**Directive:**
What is the number of lines containing the word "value"? Please answer with that number and nothing more.

**Entries supplied:**

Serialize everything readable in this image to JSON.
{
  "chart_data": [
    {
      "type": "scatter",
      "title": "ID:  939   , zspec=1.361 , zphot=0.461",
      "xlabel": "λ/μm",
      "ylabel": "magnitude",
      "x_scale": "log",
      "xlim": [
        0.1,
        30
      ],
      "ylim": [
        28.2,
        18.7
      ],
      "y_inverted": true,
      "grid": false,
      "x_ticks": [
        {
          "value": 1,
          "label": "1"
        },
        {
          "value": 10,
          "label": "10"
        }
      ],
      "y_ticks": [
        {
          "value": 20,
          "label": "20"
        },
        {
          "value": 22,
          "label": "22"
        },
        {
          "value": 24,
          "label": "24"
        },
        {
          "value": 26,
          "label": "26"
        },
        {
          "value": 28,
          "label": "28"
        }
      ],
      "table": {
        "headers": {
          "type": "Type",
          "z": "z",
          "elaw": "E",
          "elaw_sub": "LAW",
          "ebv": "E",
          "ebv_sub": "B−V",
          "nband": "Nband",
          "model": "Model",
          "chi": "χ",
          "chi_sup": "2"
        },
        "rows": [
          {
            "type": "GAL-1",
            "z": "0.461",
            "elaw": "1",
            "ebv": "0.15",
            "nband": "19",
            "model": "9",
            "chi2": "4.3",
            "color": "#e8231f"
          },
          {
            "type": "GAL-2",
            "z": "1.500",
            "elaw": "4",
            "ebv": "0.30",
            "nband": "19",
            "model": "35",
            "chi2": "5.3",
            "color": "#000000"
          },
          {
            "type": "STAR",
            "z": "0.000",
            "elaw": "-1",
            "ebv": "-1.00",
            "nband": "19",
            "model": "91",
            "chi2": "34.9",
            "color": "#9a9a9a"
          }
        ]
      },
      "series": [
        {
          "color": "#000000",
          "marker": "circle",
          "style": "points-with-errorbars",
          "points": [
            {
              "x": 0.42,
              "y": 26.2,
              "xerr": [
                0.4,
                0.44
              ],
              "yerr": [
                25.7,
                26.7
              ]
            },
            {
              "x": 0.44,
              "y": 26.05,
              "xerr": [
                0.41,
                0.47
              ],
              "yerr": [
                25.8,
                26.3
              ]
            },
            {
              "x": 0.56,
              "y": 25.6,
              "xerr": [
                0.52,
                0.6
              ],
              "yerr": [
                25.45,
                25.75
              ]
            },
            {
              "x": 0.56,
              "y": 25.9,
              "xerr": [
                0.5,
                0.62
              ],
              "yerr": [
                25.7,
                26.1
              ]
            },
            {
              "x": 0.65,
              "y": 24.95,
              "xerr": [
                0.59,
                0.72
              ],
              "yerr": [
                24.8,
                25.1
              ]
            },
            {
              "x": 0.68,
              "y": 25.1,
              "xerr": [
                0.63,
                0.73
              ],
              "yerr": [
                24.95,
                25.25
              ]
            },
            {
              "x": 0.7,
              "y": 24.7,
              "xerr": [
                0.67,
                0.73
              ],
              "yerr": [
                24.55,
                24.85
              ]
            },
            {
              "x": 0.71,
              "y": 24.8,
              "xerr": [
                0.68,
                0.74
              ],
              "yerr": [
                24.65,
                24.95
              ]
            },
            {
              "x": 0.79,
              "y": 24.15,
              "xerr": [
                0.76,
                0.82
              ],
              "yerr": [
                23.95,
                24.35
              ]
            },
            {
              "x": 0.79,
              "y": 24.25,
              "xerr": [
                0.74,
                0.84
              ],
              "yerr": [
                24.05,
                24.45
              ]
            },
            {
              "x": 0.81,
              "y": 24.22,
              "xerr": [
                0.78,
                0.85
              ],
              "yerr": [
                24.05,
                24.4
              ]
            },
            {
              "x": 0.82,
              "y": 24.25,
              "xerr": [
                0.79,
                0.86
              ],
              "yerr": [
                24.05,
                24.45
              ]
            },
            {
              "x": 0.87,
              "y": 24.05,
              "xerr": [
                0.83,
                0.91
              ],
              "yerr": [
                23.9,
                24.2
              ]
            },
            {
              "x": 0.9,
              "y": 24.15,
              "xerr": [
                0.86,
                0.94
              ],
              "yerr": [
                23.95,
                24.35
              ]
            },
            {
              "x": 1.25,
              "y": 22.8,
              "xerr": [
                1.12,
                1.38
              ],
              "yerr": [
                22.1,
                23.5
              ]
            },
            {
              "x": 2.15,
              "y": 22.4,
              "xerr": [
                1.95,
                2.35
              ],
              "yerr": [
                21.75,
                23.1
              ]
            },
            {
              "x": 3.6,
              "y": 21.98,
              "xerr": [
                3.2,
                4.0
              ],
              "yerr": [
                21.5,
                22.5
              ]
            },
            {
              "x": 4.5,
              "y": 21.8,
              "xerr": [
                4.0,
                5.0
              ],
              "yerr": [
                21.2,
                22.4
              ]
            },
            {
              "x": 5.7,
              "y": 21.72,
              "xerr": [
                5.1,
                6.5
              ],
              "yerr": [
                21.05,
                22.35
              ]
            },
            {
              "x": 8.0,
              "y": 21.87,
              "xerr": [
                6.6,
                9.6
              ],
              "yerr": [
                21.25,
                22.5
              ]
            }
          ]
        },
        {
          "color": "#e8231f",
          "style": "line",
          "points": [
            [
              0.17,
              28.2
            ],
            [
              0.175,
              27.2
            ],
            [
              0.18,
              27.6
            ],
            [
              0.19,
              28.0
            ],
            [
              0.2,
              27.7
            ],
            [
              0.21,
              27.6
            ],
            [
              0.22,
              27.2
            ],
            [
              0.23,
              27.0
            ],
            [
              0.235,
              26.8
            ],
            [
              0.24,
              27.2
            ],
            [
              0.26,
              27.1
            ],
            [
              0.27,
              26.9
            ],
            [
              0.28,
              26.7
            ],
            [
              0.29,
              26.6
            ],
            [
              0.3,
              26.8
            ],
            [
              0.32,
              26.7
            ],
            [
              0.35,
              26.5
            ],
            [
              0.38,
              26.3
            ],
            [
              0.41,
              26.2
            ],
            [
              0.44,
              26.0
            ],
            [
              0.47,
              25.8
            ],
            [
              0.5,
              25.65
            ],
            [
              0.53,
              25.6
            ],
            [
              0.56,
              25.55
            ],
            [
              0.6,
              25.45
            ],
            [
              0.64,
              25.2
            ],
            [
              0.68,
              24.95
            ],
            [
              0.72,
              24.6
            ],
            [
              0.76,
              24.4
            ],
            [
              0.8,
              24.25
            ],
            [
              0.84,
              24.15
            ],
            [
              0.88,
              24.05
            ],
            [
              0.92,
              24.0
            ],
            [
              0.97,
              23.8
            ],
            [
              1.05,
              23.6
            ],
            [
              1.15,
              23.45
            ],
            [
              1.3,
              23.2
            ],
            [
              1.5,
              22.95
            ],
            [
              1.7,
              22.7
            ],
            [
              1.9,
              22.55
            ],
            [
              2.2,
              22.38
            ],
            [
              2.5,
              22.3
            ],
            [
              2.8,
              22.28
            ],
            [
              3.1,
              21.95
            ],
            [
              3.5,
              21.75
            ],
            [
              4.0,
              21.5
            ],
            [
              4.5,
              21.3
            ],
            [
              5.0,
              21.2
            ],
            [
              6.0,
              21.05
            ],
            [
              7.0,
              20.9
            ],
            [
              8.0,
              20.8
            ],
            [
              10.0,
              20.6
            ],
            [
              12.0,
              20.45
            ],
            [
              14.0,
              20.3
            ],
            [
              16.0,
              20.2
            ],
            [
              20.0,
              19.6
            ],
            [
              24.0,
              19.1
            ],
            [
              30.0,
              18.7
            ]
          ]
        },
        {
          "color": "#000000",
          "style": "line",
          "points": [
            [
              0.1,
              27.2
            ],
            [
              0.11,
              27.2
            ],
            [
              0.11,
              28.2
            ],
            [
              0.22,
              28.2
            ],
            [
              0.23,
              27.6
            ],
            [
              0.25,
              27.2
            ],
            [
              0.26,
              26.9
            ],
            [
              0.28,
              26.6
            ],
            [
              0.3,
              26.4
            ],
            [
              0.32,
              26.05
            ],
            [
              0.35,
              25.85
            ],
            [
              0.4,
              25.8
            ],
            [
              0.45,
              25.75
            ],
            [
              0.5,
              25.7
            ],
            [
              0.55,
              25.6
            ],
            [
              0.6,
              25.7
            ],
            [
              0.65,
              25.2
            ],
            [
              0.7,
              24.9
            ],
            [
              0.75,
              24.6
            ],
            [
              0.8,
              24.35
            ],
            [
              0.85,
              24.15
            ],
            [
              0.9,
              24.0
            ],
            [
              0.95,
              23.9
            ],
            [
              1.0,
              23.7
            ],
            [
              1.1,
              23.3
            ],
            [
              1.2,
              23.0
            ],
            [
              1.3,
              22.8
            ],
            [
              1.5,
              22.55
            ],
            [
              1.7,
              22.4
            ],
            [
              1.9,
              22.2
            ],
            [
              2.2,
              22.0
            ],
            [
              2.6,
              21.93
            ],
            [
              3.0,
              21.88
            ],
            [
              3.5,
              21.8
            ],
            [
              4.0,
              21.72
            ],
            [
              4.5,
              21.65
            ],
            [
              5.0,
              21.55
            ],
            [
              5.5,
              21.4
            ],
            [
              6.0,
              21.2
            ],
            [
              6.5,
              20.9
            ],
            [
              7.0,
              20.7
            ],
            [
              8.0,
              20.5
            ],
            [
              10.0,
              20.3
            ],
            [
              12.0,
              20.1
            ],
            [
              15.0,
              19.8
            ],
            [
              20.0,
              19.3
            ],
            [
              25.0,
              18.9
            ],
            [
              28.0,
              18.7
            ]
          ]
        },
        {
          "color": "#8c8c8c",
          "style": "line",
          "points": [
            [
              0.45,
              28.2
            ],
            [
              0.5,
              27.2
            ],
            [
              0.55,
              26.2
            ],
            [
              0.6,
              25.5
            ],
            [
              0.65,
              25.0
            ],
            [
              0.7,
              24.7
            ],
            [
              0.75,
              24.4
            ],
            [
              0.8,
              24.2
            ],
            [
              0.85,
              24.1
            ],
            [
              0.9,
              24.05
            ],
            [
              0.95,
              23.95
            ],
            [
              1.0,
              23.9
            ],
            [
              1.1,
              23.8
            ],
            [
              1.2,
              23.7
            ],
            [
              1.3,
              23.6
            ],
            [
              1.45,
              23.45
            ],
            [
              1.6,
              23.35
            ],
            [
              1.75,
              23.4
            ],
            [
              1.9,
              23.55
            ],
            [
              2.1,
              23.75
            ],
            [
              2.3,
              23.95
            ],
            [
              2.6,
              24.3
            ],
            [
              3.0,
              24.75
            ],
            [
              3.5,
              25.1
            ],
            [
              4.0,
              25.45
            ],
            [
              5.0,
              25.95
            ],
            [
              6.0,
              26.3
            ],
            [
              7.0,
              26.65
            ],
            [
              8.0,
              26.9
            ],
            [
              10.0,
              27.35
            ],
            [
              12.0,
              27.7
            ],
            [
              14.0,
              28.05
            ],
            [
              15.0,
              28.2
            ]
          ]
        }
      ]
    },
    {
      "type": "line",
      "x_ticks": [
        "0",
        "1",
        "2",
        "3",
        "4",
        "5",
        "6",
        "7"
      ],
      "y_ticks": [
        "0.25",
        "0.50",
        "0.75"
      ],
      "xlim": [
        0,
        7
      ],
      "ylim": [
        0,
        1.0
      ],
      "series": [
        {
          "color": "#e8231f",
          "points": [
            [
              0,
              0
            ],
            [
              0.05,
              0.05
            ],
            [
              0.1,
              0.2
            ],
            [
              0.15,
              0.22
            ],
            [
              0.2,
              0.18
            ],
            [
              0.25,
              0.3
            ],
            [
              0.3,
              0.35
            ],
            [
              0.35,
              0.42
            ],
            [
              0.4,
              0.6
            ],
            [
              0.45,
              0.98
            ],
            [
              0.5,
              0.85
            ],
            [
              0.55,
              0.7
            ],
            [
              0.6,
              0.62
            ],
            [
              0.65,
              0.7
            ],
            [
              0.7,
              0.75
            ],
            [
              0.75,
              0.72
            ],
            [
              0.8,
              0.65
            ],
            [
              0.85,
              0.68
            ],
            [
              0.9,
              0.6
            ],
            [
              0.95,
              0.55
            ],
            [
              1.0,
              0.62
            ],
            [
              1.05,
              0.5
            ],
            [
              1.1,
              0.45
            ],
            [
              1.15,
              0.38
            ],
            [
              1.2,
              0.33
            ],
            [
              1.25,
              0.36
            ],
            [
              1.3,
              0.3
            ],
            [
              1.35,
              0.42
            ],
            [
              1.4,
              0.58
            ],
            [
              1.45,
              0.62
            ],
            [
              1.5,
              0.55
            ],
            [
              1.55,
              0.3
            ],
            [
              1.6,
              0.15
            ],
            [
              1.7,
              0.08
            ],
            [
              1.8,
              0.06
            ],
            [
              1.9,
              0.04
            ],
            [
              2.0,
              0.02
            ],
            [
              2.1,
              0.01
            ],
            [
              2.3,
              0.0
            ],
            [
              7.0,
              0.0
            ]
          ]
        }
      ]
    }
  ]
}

**Worked solution:**
7